- Data records -
_ _ _ _
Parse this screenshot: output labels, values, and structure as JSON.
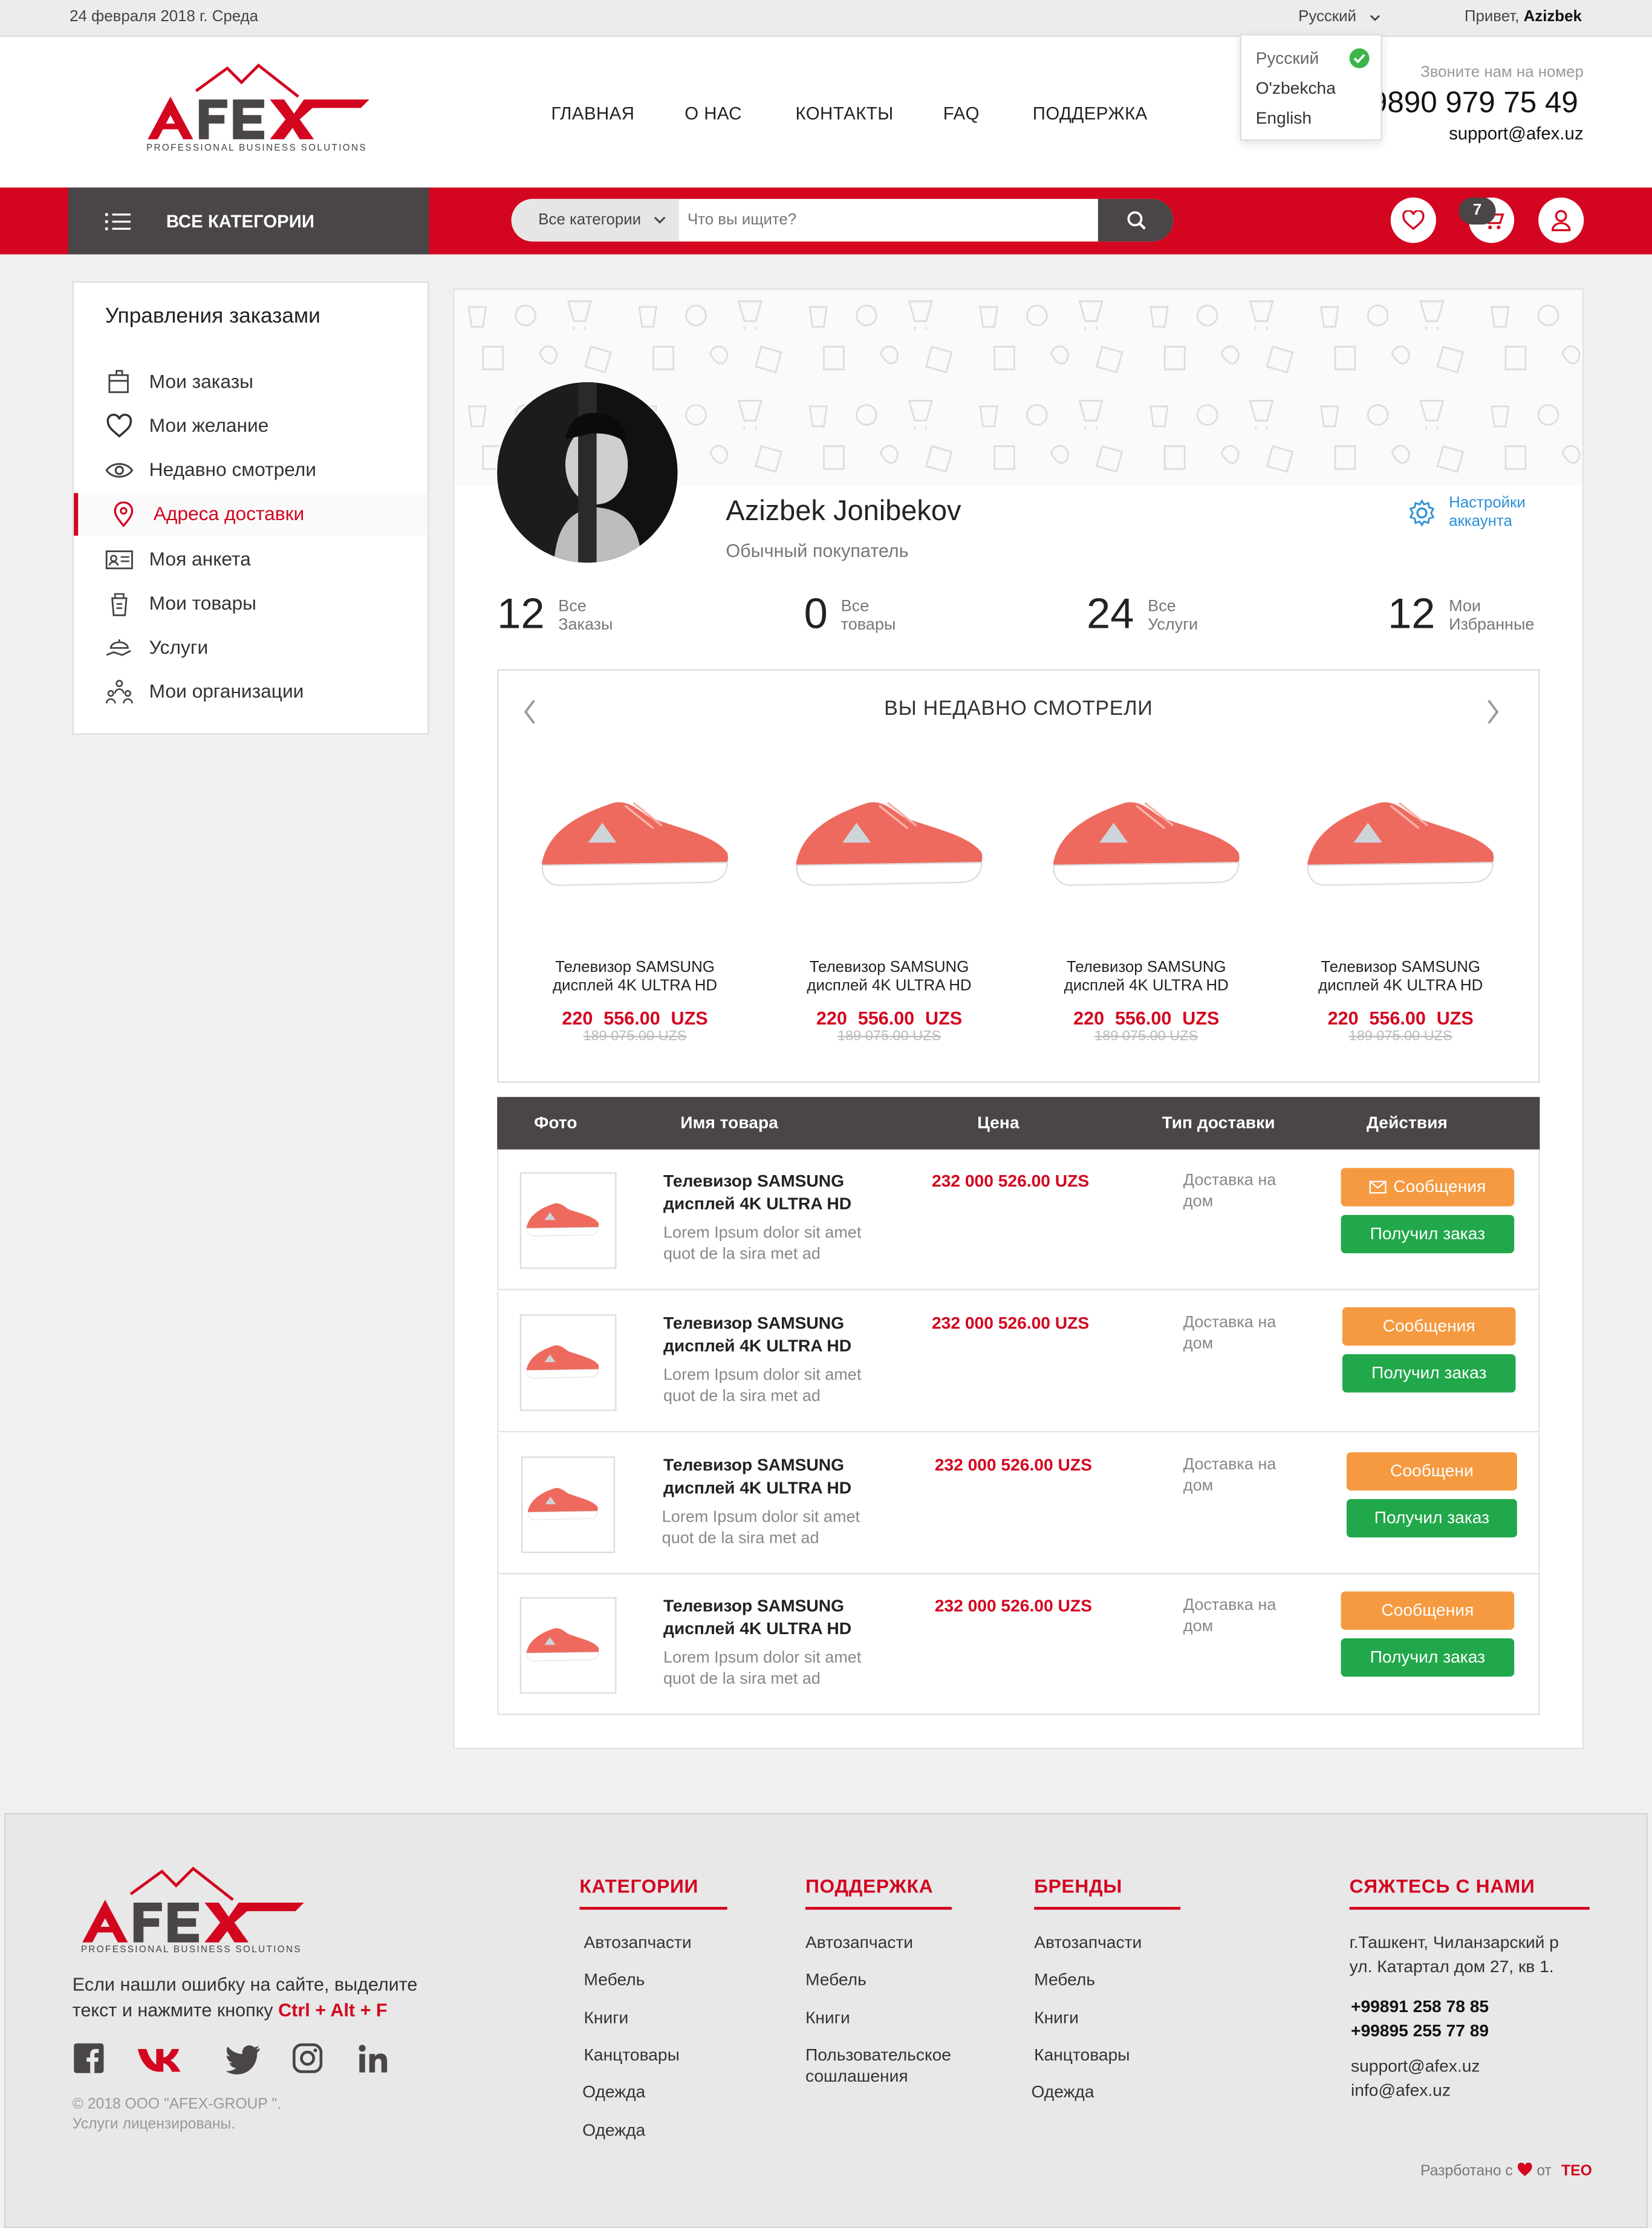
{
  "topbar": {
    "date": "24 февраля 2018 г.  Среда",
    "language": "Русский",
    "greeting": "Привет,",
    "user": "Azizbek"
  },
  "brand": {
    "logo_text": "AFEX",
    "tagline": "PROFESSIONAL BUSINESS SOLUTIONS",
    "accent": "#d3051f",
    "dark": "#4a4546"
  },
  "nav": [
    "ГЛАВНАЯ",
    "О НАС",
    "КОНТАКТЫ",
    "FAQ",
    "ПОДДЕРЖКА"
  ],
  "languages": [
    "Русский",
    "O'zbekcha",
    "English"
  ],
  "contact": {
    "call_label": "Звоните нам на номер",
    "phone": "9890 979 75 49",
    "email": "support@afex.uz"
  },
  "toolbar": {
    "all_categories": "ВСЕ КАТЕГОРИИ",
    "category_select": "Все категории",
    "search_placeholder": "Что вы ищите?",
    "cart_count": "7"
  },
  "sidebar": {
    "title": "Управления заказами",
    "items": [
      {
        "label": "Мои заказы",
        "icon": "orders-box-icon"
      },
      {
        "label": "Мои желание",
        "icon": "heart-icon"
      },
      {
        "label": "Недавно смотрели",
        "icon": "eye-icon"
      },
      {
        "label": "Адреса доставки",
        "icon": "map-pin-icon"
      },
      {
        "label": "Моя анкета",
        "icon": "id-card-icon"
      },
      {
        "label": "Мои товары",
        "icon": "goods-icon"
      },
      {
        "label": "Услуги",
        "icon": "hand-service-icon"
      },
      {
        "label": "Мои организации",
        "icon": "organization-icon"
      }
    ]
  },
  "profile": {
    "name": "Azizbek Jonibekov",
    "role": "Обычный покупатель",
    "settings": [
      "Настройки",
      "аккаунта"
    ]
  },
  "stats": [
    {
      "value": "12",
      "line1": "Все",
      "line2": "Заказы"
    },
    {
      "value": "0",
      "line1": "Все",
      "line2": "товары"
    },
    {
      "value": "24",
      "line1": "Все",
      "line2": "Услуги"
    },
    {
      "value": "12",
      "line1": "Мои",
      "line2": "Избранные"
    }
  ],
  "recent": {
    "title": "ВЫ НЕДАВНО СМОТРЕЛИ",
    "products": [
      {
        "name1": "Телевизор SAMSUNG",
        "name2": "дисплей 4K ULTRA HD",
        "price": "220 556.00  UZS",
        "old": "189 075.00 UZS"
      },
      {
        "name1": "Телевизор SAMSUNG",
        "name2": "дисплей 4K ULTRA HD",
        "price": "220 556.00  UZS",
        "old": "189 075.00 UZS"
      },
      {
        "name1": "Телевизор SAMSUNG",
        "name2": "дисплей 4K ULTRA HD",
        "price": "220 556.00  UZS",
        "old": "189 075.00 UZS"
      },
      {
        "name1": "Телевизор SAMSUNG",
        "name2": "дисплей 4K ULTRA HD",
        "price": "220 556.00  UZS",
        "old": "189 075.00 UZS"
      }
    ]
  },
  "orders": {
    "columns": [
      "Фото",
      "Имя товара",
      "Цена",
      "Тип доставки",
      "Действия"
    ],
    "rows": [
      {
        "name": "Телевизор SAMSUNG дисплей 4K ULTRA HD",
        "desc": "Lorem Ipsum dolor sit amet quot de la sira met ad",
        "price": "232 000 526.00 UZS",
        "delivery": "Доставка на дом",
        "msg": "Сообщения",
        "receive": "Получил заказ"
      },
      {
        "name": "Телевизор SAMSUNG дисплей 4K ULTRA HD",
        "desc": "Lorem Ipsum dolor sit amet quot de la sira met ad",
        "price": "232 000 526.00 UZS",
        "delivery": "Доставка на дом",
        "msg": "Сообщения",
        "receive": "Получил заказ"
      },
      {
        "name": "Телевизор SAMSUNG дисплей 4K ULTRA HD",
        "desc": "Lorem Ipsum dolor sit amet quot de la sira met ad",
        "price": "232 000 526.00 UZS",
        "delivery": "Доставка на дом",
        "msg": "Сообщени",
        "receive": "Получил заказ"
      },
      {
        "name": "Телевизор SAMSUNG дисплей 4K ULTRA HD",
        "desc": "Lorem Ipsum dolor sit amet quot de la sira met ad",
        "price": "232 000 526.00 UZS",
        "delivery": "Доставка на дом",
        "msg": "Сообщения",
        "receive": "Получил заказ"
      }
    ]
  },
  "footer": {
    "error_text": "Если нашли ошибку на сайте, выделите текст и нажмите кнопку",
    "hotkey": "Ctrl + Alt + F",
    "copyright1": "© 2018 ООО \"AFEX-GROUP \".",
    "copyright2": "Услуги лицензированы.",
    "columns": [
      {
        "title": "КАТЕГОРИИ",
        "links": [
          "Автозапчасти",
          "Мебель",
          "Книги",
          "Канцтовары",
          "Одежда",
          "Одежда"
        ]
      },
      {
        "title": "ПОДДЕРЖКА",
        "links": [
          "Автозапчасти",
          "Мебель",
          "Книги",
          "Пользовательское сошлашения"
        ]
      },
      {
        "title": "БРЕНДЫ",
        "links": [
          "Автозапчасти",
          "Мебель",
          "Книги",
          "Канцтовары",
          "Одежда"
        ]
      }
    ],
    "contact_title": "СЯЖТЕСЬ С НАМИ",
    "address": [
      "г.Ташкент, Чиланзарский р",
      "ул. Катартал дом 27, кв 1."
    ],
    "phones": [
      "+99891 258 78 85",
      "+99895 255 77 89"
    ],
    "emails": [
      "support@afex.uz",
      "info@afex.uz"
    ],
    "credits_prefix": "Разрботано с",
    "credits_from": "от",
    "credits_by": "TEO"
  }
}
_ _ _ _
- Instructions for the task -
Copy out all the data exactly; skip the pictures.

- Task response -
Parse this screenshot: output labels, values, and structure as JSON.
{
  "topbar": {
    "date": "24 февраля 2018 г.  Среда",
    "language": "Русский",
    "greeting": "Привет,",
    "user": "Azizbek"
  },
  "brand": {
    "logo_text": "AFEX",
    "tagline": "PROFESSIONAL BUSINESS SOLUTIONS",
    "accent": "#d3051f",
    "dark": "#4a4546"
  },
  "nav": [
    "ГЛАВНАЯ",
    "О НАС",
    "КОНТАКТЫ",
    "FAQ",
    "ПОДДЕРЖКА"
  ],
  "languages": [
    "Русский",
    "O'zbekcha",
    "English"
  ],
  "contact": {
    "call_label": "Звоните нам на номер",
    "phone": "9890 979 75 49",
    "email": "support@afex.uz"
  },
  "toolbar": {
    "all_categories": "ВСЕ КАТЕГОРИИ",
    "category_select": "Все категории",
    "search_placeholder": "Что вы ищите?",
    "cart_count": "7"
  },
  "sidebar": {
    "title": "Управления заказами",
    "items": [
      {
        "label": "Мои заказы",
        "icon": "orders-box-icon"
      },
      {
        "label": "Мои желание",
        "icon": "heart-icon"
      },
      {
        "label": "Недавно смотрели",
        "icon": "eye-icon"
      },
      {
        "label": "Адреса доставки",
        "icon": "map-pin-icon"
      },
      {
        "label": "Моя анкета",
        "icon": "id-card-icon"
      },
      {
        "label": "Мои товары",
        "icon": "goods-icon"
      },
      {
        "label": "Услуги",
        "icon": "hand-service-icon"
      },
      {
        "label": "Мои организации",
        "icon": "organization-icon"
      }
    ]
  },
  "profile": {
    "name": "Azizbek Jonibekov",
    "role": "Обычный покупатель",
    "settings": [
      "Настройки",
      "аккаунта"
    ]
  },
  "stats": [
    {
      "value": "12",
      "line1": "Все",
      "line2": "Заказы"
    },
    {
      "value": "0",
      "line1": "Все",
      "line2": "товары"
    },
    {
      "value": "24",
      "line1": "Все",
      "line2": "Услуги"
    },
    {
      "value": "12",
      "line1": "Мои",
      "line2": "Избранные"
    }
  ],
  "recent": {
    "title": "ВЫ НЕДАВНО СМОТРЕЛИ",
    "products": [
      {
        "name1": "Телевизор SAMSUNG",
        "name2": "дисплей 4K ULTRA HD",
        "price": "220 556.00  UZS",
        "old": "189 075.00 UZS"
      },
      {
        "name1": "Телевизор SAMSUNG",
        "name2": "дисплей 4K ULTRA HD",
        "price": "220 556.00  UZS",
        "old": "189 075.00 UZS"
      },
      {
        "name1": "Телевизор SAMSUNG",
        "name2": "дисплей 4K ULTRA HD",
        "price": "220 556.00  UZS",
        "old": "189 075.00 UZS"
      },
      {
        "name1": "Телевизор SAMSUNG",
        "name2": "дисплей 4K ULTRA HD",
        "price": "220 556.00  UZS",
        "old": "189 075.00 UZS"
      }
    ]
  },
  "orders": {
    "columns": [
      "Фото",
      "Имя товара",
      "Цена",
      "Тип доставки",
      "Действия"
    ],
    "rows": [
      {
        "name": "Телевизор SAMSUNG дисплей 4K ULTRA HD",
        "desc": "Lorem Ipsum dolor sit amet quot de la sira met ad",
        "price": "232 000 526.00 UZS",
        "delivery": "Доставка на дом",
        "msg": "Сообщения",
        "receive": "Получил заказ"
      },
      {
        "name": "Телевизор SAMSUNG дисплей 4K ULTRA HD",
        "desc": "Lorem Ipsum dolor sit amet quot de la sira met ad",
        "price": "232 000 526.00 UZS",
        "delivery": "Доставка на дом",
        "msg": "Сообщения",
        "receive": "Получил заказ"
      },
      {
        "name": "Телевизор SAMSUNG дисплей 4K ULTRA HD",
        "desc": "Lorem Ipsum dolor sit amet quot de la sira met ad",
        "price": "232 000 526.00 UZS",
        "delivery": "Доставка на дом",
        "msg": "Сообщени",
        "receive": "Получил заказ"
      },
      {
        "name": "Телевизор SAMSUNG дисплей 4K ULTRA HD",
        "desc": "Lorem Ipsum dolor sit amet quot de la sira met ad",
        "price": "232 000 526.00 UZS",
        "delivery": "Доставка на дом",
        "msg": "Сообщения",
        "receive": "Получил заказ"
      }
    ]
  },
  "footer": {
    "error_text": "Если нашли ошибку на сайте, выделите текст и нажмите кнопку",
    "hotkey": "Ctrl + Alt + F",
    "copyright1": "© 2018 ООО \"AFEX-GROUP \".",
    "copyright2": "Услуги лицензированы.",
    "columns": [
      {
        "title": "КАТЕГОРИИ",
        "links": [
          "Автозапчасти",
          "Мебель",
          "Книги",
          "Канцтовары",
          "Одежда",
          "Одежда"
        ]
      },
      {
        "title": "ПОДДЕРЖКА",
        "links": [
          "Автозапчасти",
          "Мебель",
          "Книги",
          "Пользовательское сошлашения"
        ]
      },
      {
        "title": "БРЕНДЫ",
        "links": [
          "Автозапчасти",
          "Мебель",
          "Книги",
          "Канцтовары",
          "Одежда"
        ]
      }
    ],
    "contact_title": "СЯЖТЕСЬ С НАМИ",
    "address": [
      "г.Ташкент, Чиланзарский р",
      "ул. Катартал дом 27, кв 1."
    ],
    "phones": [
      "+99891 258 78 85",
      "+99895 255 77 89"
    ],
    "emails": [
      "support@afex.uz",
      "info@afex.uz"
    ],
    "credits_prefix": "Разрботано с",
    "credits_from": "от",
    "credits_by": "TEO"
  }
}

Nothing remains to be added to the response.